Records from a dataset

>>>

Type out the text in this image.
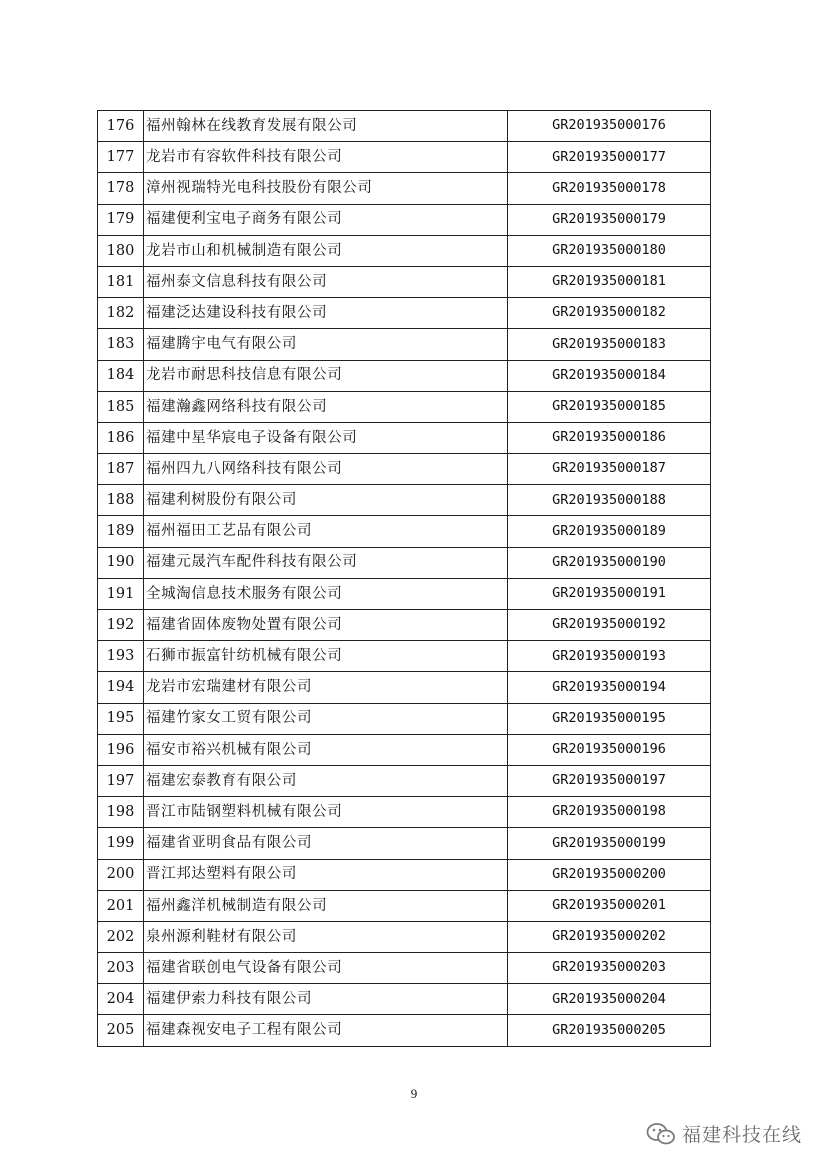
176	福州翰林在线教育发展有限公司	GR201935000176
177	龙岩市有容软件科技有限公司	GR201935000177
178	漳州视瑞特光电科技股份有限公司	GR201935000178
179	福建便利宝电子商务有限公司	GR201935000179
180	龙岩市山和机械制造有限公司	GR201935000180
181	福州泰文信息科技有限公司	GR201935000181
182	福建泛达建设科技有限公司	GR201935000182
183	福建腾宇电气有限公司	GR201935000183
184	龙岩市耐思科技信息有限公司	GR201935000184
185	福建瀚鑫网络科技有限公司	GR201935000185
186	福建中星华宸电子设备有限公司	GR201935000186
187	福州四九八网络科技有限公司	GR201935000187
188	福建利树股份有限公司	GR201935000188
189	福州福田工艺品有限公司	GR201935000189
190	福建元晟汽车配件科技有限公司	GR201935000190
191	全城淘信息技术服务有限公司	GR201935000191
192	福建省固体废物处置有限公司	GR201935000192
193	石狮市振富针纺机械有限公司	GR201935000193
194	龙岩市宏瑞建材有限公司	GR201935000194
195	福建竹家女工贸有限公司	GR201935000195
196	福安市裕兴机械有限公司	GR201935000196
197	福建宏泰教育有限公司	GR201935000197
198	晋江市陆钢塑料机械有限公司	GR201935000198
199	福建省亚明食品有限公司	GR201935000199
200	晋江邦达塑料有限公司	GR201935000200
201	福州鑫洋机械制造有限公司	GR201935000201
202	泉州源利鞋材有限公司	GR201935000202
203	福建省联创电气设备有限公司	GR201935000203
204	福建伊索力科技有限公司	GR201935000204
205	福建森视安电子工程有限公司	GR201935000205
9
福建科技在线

<<<

* REQUIREMENT *
Copy out each line exactly, without the pictures.

* ANSWER BELOW *
Type out the text in this image.
176	福州翰林在线教育发展有限公司	GR201935000176
177	龙岩市有容软件科技有限公司	GR201935000177
178	漳州视瑞特光电科技股份有限公司	GR201935000178
179	福建便利宝电子商务有限公司	GR201935000179
180	龙岩市山和机械制造有限公司	GR201935000180
181	福州泰文信息科技有限公司	GR201935000181
182	福建泛达建设科技有限公司	GR201935000182
183	福建腾宇电气有限公司	GR201935000183
184	龙岩市耐思科技信息有限公司	GR201935000184
185	福建瀚鑫网络科技有限公司	GR201935000185
186	福建中星华宸电子设备有限公司	GR201935000186
187	福州四九八网络科技有限公司	GR201935000187
188	福建利树股份有限公司	GR201935000188
189	福州福田工艺品有限公司	GR201935000189
190	福建元晟汽车配件科技有限公司	GR201935000190
191	全城淘信息技术服务有限公司	GR201935000191
192	福建省固体废物处置有限公司	GR201935000192
193	石狮市振富针纺机械有限公司	GR201935000193
194	龙岩市宏瑞建材有限公司	GR201935000194
195	福建竹家女工贸有限公司	GR201935000195
196	福安市裕兴机械有限公司	GR201935000196
197	福建宏泰教育有限公司	GR201935000197
198	晋江市陆钢塑料机械有限公司	GR201935000198
199	福建省亚明食品有限公司	GR201935000199
200	晋江邦达塑料有限公司	GR201935000200
201	福州鑫洋机械制造有限公司	GR201935000201
202	泉州源利鞋材有限公司	GR201935000202
203	福建省联创电气设备有限公司	GR201935000203
204	福建伊索力科技有限公司	GR201935000204
205	福建森视安电子工程有限公司	GR201935000205
9
福建科技在线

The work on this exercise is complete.